* **WORK ITEM**
Can you reproduce word for word the passage of the protein engineering session report below, from "Protein Fibrils in" to "fibrils are formed."?

=== EXTRACT TO READ ===

This post was written on location by Oregon State University Student and SBE Member, Madeline Midgett.
Protein Fibrils in Amyloid Diseases
The first session of ICBE continued with the theme of last night's keynote speaker, focusing on evolutionary engineering, this time with proteins. The session started with a presentation from Georges Belfort of Rensselaer Polytechnic Institute, where he spoke on his research's effort to learn more about protein fibrils which induce amyloid diseases. The main goals were, first, to determine the rate-limiting factor during fibril growth, and second, to figure out how the fibrils grow spatially. Fibrils are dissolved at basic pH and then allowed to reaggregate at a low pH. The majority of the sample is separated from the toxic materials using diafiltration, and then further studied. Even though more than 20 amyloid diseases have been identified, little is known on how toxic fibrils are formed.
Using Knottin Peptides for Imaging
Sarah Moore, from Stanford University, spoke on the engineering of knottin peptides to bind the tumor marker carbonic anhydrase IX. CA IX is a promising tumor maker target because it is surface localized, has limited expression in healthy tissue, and has a deep binding pocket. Using knottin peptides, is a much better alternative for imaging purposes than antibodies. Engineered knottins with nanomolar affinity to CA IX can be a very efficient way to image tumor cells.
New Approaches for Therapeutic Proteins
Another speaker who had an innovative evolutionary engineering protein approach was Thomas Mansell from Cornell. His research focused on in vivo measuring and modeling of N-linked glycosylation in E.coli. Transferring the machinery of protein glycosylation into a high-titer host like E. coli, has the potential to greatly increase the efficiency of therapeutic proteins.
Therapeutic Advantages of Peptide-Knots
A. James Link of Princeton University explained the therapeutic advantages and physical assembly of peptide-knots. Peptides have a high number of intermolecular contacts with antibody-like binding. The downside of peptides is that they have a poorly-defined structure and are subject to degradation. Link has found a way to overcome these drawbacks by using Phe and Tyr residues to lock the tail of a peptide-knot into place. A peptide-knot is an angstrom-scale slipknot that is a rigid, knotted framework and made using biosynthetic pathways from bacteria. The structure has high resistance to thermal and chemical degradation, which makes it a good candidate for therapeutic and diagnostic applications.

=== INFORMATION PROVIDED ===

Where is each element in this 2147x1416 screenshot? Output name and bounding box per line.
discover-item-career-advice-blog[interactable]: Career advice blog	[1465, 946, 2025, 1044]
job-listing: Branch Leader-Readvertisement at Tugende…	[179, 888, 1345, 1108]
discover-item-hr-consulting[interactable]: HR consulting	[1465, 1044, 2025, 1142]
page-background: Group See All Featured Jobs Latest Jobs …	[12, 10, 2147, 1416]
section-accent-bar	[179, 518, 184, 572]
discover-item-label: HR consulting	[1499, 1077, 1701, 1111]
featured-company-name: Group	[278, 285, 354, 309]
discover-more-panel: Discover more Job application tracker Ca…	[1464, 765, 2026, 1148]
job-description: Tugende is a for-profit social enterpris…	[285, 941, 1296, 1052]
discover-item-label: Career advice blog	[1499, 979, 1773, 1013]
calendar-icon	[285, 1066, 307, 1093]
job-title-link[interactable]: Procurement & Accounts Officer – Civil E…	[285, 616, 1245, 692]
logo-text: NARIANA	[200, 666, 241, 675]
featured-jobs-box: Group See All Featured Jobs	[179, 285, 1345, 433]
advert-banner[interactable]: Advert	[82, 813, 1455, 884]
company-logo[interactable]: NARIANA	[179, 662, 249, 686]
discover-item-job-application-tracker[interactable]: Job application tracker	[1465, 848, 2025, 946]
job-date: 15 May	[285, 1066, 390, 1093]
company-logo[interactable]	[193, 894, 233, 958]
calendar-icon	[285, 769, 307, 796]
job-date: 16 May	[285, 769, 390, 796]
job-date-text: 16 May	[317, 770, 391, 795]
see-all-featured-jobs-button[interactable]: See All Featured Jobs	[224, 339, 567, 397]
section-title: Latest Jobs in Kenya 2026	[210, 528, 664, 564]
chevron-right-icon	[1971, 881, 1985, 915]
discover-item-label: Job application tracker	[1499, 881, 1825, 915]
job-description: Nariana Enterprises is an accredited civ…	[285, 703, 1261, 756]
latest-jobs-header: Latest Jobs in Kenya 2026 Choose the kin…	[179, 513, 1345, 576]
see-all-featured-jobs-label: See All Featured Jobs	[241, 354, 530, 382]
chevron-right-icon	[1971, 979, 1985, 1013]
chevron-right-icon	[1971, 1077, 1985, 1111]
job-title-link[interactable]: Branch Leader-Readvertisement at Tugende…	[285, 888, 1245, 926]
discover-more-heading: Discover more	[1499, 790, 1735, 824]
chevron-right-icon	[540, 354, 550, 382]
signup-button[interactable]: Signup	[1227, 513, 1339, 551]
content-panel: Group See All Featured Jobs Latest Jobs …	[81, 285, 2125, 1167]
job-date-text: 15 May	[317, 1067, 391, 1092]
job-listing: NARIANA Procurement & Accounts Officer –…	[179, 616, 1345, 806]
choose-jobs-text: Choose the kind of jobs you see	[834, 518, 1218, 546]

===

* **ANSWER BELOW**
Protein Fibrils in Amyloid Diseases
The first session of ICBE continued with the theme of last night's keynote speaker, focusing on evolutionary engineering, this time with proteins. The session started with a presentation from Georges Belfort of Rensselaer Polytechnic Institute, where he spoke on his research's effort to learn more about protein fibrils which induce amyloid diseases. The main goals were, first, to determine the rate-limiting factor during fibril growth, and second, to figure out how the fibrils grow spatially. Fibrils are dissolved at basic pH and then allowed to reaggregate at a low pH. The majority of the sample is separated from the toxic materials using diafiltration, and then further studied. Even though more than 20 amyloid diseases have been identified, little is known on how toxic fibrils are formed.